## Task goal
Report the tally of lines featuring the word "Pantopaque" in the entries below, without anything else.

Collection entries

----------------------------------------

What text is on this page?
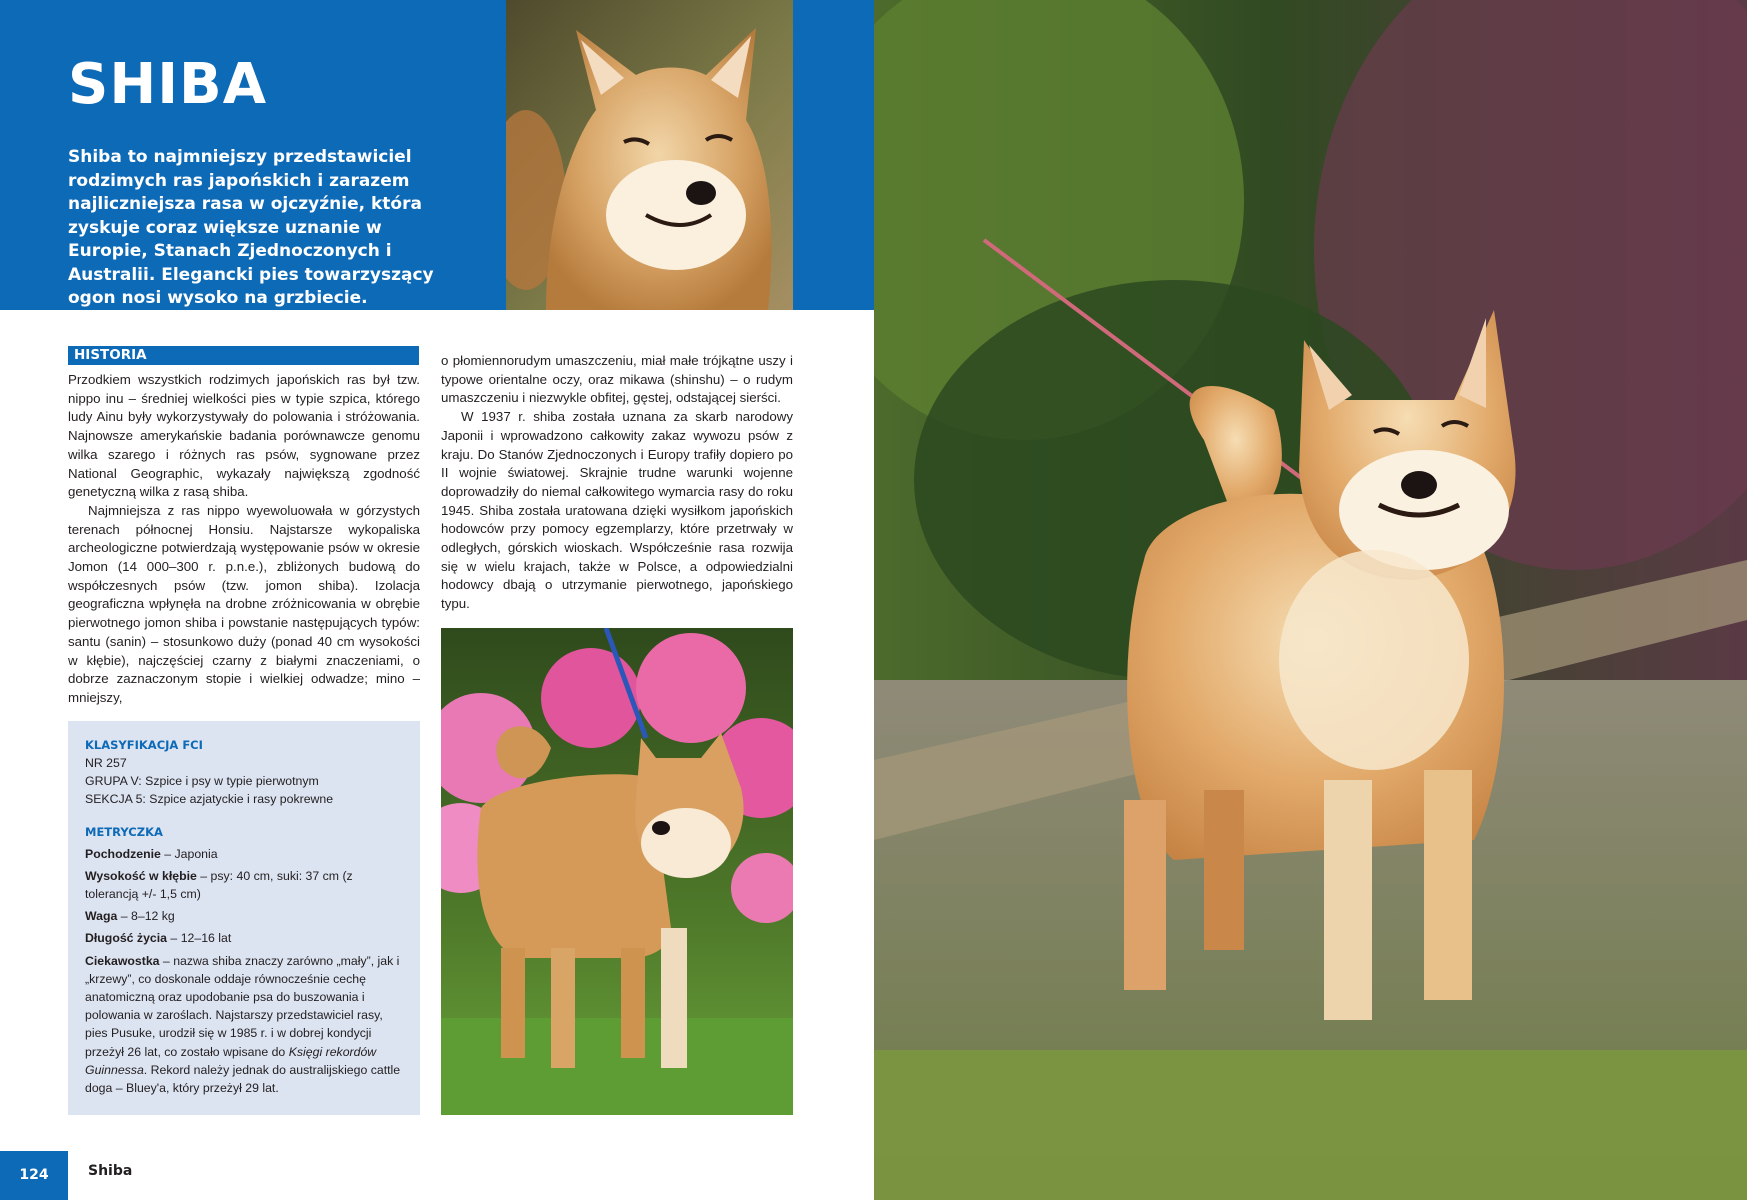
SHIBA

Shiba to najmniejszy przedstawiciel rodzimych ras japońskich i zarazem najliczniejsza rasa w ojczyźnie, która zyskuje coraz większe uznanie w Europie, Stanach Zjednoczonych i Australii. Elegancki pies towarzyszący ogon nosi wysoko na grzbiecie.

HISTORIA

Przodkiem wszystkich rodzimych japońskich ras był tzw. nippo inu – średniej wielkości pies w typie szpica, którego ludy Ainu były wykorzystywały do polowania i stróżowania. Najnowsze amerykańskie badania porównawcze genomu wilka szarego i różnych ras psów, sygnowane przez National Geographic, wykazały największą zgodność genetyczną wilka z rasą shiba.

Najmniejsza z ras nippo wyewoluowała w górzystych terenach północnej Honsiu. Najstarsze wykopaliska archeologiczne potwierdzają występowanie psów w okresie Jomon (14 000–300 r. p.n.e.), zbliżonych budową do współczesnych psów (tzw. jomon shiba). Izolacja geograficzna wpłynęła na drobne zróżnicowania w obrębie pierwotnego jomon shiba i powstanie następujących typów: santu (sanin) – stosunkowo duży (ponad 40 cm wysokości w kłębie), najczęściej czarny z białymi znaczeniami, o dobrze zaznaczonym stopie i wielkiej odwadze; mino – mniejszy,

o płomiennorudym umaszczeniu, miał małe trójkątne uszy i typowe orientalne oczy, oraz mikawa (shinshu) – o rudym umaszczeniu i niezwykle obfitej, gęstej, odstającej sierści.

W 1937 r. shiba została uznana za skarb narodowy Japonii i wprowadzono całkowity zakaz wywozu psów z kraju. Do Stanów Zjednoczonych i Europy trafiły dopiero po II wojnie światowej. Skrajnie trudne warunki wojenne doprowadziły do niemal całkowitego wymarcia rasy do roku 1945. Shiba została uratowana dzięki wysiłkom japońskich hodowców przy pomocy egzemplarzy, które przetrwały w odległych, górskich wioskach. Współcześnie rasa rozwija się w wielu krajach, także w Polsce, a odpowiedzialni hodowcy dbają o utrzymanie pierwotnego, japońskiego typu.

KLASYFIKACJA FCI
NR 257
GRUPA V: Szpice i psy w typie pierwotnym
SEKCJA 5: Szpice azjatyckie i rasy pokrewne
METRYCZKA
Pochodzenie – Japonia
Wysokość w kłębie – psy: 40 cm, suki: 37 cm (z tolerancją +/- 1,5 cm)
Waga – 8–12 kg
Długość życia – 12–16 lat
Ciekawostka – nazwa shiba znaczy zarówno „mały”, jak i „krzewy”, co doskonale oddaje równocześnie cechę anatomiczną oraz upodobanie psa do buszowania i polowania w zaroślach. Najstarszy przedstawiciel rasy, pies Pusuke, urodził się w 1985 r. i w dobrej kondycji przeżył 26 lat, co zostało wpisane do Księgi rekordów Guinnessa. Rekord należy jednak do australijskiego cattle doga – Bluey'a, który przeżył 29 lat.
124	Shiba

----------------------------------------

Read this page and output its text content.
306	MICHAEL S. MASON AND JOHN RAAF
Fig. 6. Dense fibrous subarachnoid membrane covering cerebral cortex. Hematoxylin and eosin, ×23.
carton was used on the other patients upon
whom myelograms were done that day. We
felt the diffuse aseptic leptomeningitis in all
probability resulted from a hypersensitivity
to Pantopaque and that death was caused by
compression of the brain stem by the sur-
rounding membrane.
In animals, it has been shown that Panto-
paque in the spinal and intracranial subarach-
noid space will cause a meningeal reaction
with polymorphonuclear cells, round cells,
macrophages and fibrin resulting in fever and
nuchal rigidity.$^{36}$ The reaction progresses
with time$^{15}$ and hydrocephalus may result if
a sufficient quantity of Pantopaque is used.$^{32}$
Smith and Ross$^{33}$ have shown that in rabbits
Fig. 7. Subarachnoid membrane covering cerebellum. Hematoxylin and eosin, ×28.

----------------------------------------

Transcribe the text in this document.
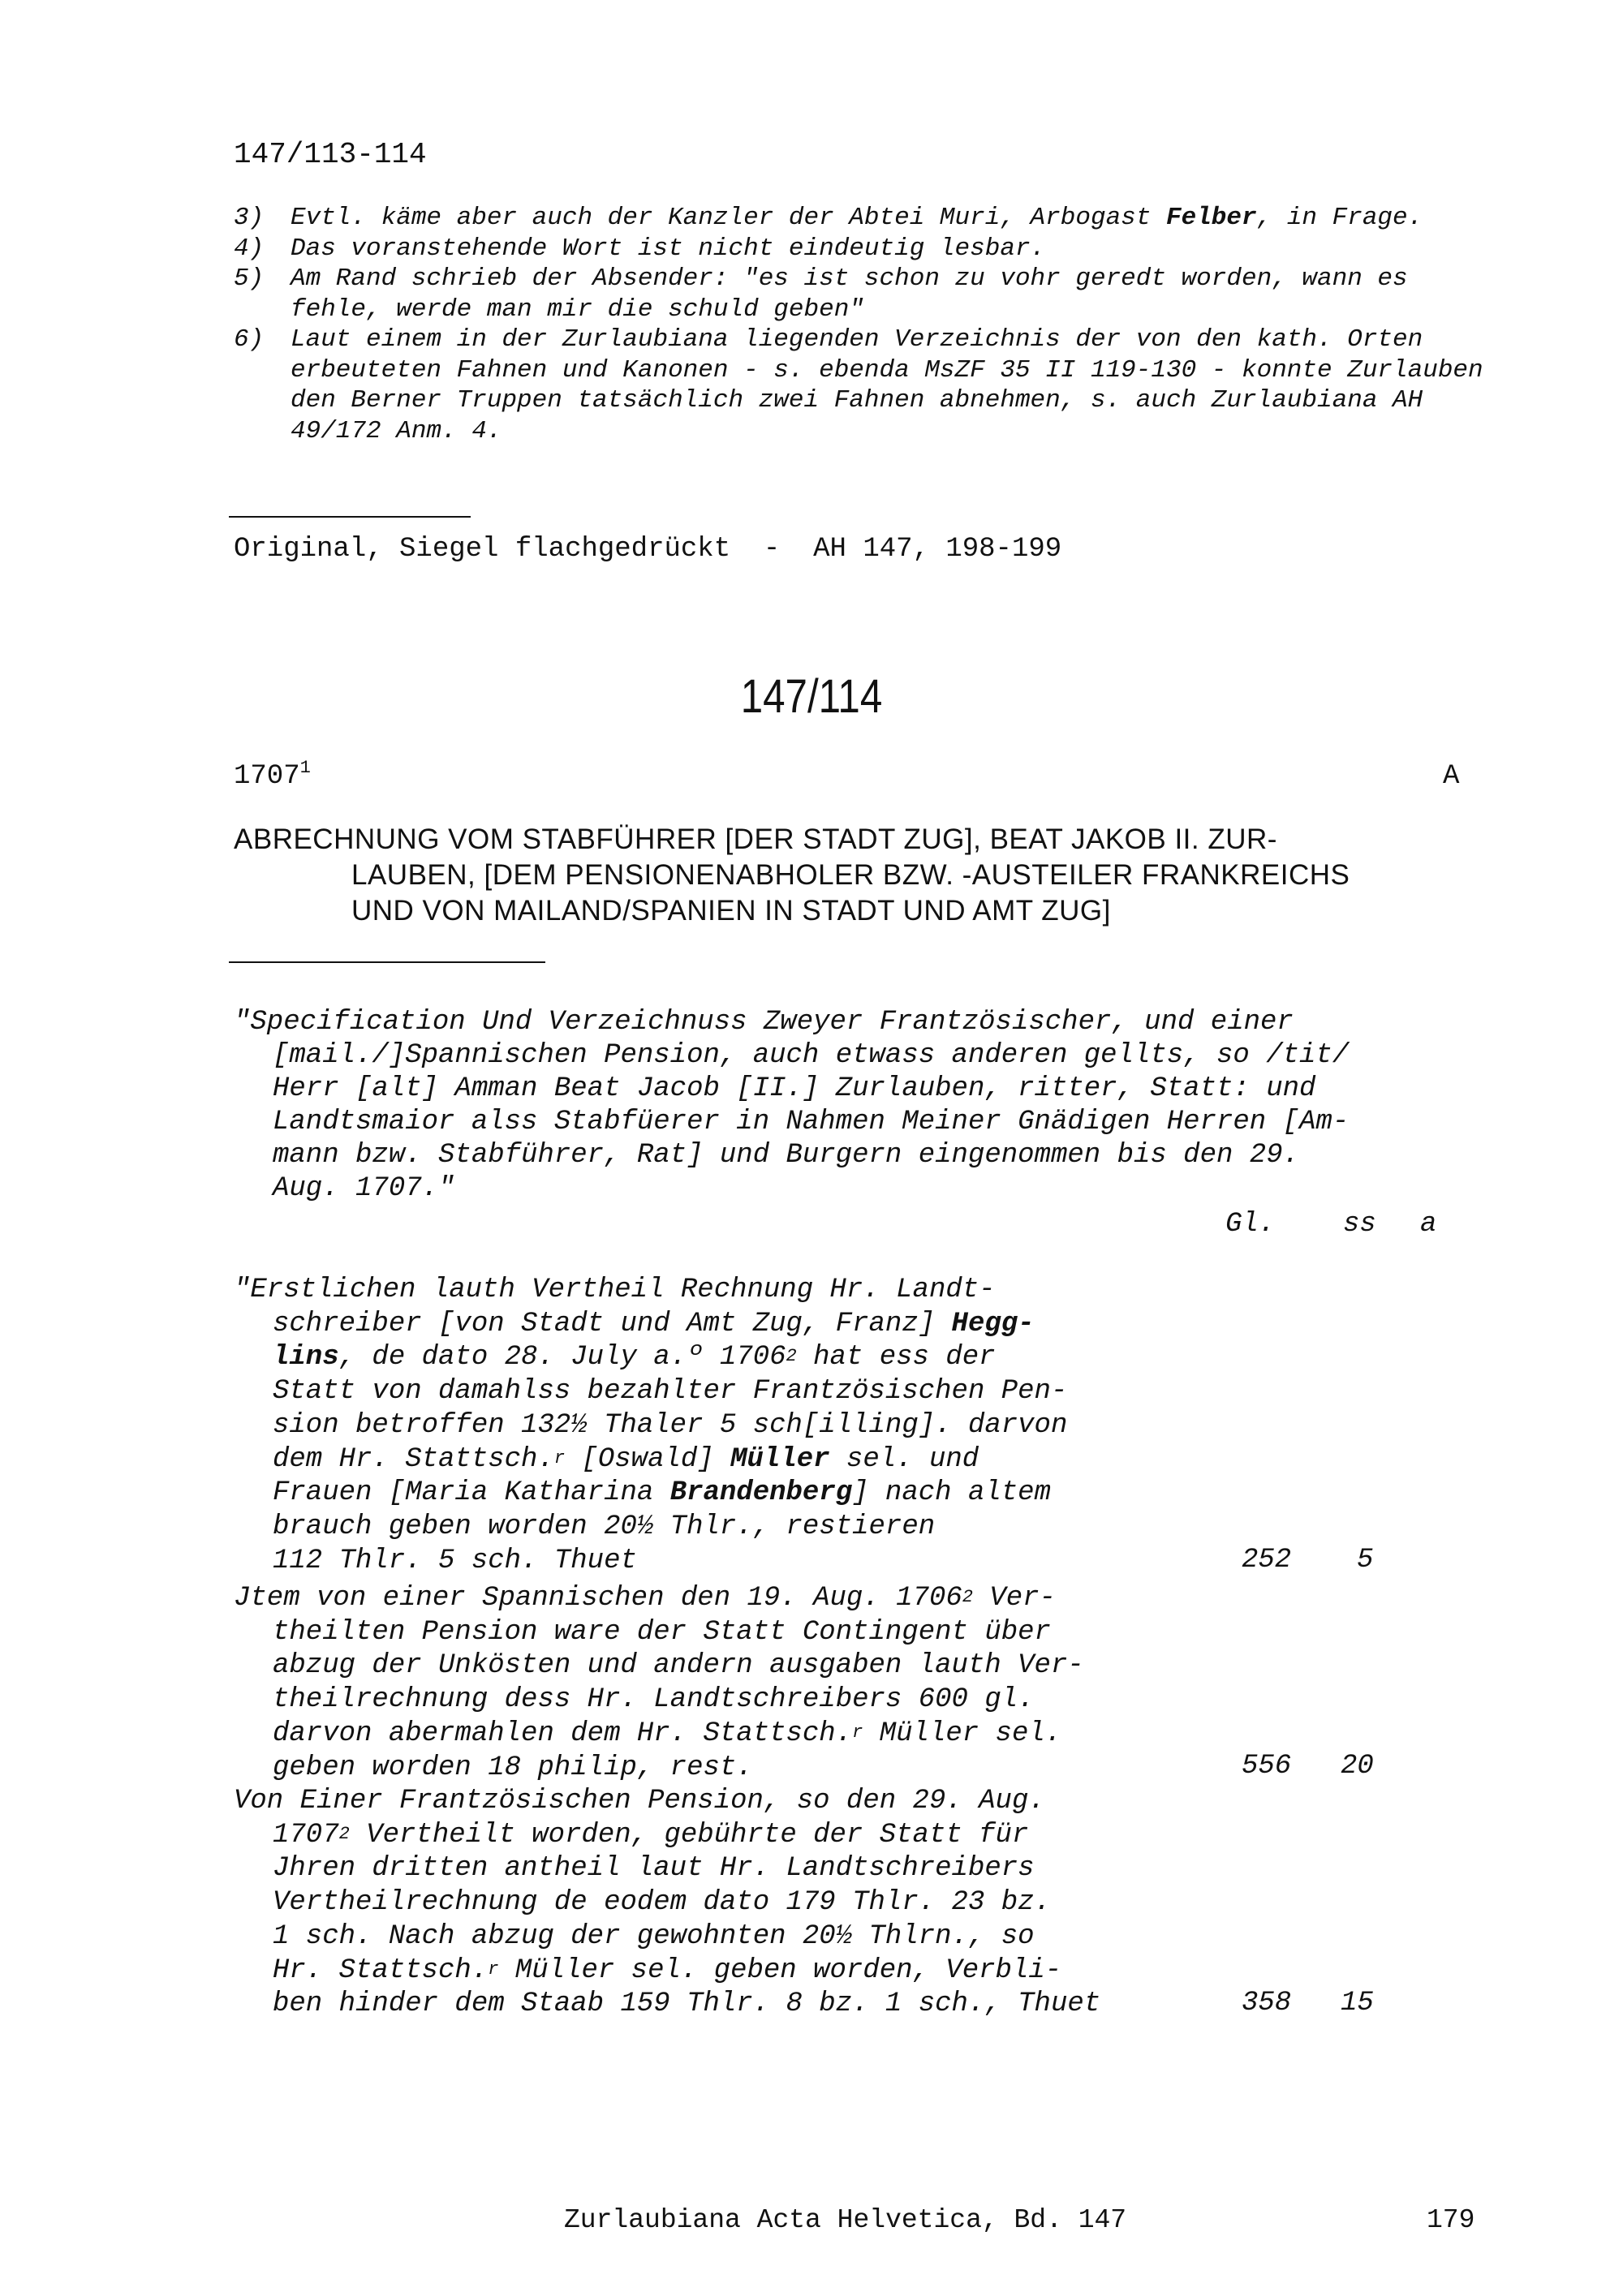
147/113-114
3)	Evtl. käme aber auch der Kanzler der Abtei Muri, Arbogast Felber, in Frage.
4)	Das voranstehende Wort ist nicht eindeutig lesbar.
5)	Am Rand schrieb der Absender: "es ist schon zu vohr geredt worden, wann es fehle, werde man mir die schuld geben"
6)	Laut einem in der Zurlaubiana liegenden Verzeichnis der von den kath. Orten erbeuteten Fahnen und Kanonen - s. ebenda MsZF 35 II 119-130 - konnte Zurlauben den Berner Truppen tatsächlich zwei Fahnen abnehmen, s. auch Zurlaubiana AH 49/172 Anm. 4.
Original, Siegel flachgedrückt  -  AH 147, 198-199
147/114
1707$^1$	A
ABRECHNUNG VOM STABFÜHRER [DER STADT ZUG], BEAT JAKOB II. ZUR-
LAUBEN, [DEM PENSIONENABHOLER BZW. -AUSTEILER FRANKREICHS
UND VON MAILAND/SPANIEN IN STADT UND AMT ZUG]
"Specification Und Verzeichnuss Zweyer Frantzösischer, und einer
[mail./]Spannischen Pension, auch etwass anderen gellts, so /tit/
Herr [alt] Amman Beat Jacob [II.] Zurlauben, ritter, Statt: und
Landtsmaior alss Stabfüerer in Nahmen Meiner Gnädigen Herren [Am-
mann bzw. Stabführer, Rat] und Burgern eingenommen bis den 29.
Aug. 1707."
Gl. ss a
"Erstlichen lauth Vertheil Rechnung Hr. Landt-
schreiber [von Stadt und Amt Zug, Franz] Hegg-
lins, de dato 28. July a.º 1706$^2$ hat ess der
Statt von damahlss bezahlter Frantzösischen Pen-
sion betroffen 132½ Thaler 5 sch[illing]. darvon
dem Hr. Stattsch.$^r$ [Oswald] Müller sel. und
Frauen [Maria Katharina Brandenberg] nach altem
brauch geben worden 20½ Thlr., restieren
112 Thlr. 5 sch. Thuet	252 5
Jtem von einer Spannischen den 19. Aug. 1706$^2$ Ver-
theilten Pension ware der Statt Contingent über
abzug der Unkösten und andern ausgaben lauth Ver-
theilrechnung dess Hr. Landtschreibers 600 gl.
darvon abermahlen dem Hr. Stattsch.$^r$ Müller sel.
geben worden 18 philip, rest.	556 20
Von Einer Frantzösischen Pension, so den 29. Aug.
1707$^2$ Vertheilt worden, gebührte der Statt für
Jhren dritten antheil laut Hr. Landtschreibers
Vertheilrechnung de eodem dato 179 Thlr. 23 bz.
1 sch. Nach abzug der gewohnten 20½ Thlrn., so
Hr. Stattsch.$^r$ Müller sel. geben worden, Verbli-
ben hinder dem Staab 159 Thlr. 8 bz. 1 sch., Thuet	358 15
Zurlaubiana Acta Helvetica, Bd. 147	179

----------------------------------------

## Your solution
2